>> start

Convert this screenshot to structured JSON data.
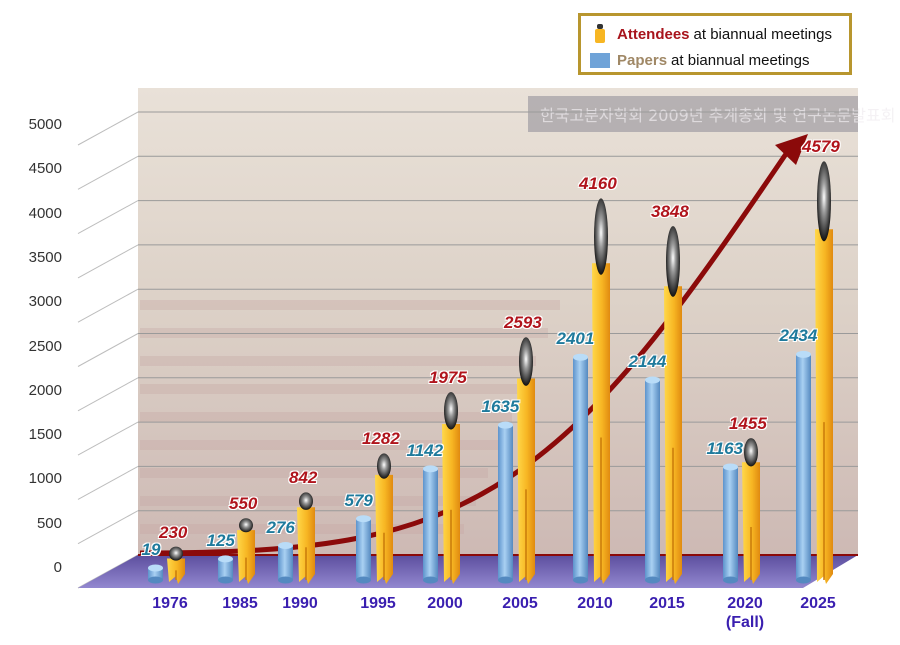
{
  "legend": {
    "attendees_key": "Attendees",
    "attendees_rest": "at biannual meetings",
    "papers_key": "Papers",
    "papers_rest": "at biannual meetings",
    "border_color": "#b8962e"
  },
  "colors": {
    "attendees_label": "#b0141c",
    "papers_label": "#1e7a9c",
    "year_label": "#3a1fb0",
    "floor": "#7a6cc0",
    "trend_arrow": "#8b0a0a",
    "figure_body": "#f7b623",
    "paper_cylinder": "#7fb0e0"
  },
  "background_banner": "한국고분자학회 2009년 추계총회 및 연구논문발표회",
  "chart_data": {
    "type": "bar",
    "title": "",
    "xlabel": "",
    "ylabel": "",
    "ylim": [
      0,
      5000
    ],
    "yticks": [
      0,
      500,
      1000,
      1500,
      2000,
      2500,
      3000,
      3500,
      4000,
      4500,
      5000
    ],
    "grid": true,
    "legend_position": "top-right",
    "categories": [
      "1976",
      "1985",
      "1990",
      "1995",
      "2000",
      "2005",
      "2010",
      "2015",
      "2020 (Fall)",
      "2025"
    ],
    "category_lines": [
      [
        "1976"
      ],
      [
        "1985"
      ],
      [
        "1990"
      ],
      [
        "1995"
      ],
      [
        "2000"
      ],
      [
        "2005"
      ],
      [
        "2010"
      ],
      [
        "2015"
      ],
      [
        "2020",
        "(Fall)"
      ],
      [
        "2025"
      ]
    ],
    "series": [
      {
        "name": "Papers at biannual meetings",
        "style": "cylinder",
        "values": [
          19,
          125,
          276,
          579,
          1142,
          1635,
          2401,
          2144,
          1163,
          2434
        ]
      },
      {
        "name": "Attendees at biannual meetings",
        "style": "person-figure",
        "values": [
          230,
          550,
          842,
          1282,
          1975,
          2593,
          4160,
          3848,
          1455,
          4579
        ]
      }
    ],
    "annotations": [
      "Exponential-style upward trend arrow drawn across attendees growth"
    ]
  }
}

>> end

EXERCISE GOAL:
Every entry should be returned exactly as written, minus the pictures.

EXERCISE ANSWER:
Convert this screenshot to structured JSON data.
{
  "legend": {
    "attendees_key": "Attendees",
    "attendees_rest": "at biannual meetings",
    "papers_key": "Papers",
    "papers_rest": "at biannual meetings",
    "border_color": "#b8962e"
  },
  "colors": {
    "attendees_label": "#b0141c",
    "papers_label": "#1e7a9c",
    "year_label": "#3a1fb0",
    "floor": "#7a6cc0",
    "trend_arrow": "#8b0a0a",
    "figure_body": "#f7b623",
    "paper_cylinder": "#7fb0e0"
  },
  "background_banner": "한국고분자학회 2009년 추계총회 및 연구논문발표회",
  "chart_data": {
    "type": "bar",
    "title": "",
    "xlabel": "",
    "ylabel": "",
    "ylim": [
      0,
      5000
    ],
    "yticks": [
      0,
      500,
      1000,
      1500,
      2000,
      2500,
      3000,
      3500,
      4000,
      4500,
      5000
    ],
    "grid": true,
    "legend_position": "top-right",
    "categories": [
      "1976",
      "1985",
      "1990",
      "1995",
      "2000",
      "2005",
      "2010",
      "2015",
      "2020 (Fall)",
      "2025"
    ],
    "category_lines": [
      [
        "1976"
      ],
      [
        "1985"
      ],
      [
        "1990"
      ],
      [
        "1995"
      ],
      [
        "2000"
      ],
      [
        "2005"
      ],
      [
        "2010"
      ],
      [
        "2015"
      ],
      [
        "2020",
        "(Fall)"
      ],
      [
        "2025"
      ]
    ],
    "series": [
      {
        "name": "Papers at biannual meetings",
        "style": "cylinder",
        "values": [
          19,
          125,
          276,
          579,
          1142,
          1635,
          2401,
          2144,
          1163,
          2434
        ]
      },
      {
        "name": "Attendees at biannual meetings",
        "style": "person-figure",
        "values": [
          230,
          550,
          842,
          1282,
          1975,
          2593,
          4160,
          3848,
          1455,
          4579
        ]
      }
    ],
    "annotations": [
      "Exponential-style upward trend arrow drawn across attendees growth"
    ]
  }
}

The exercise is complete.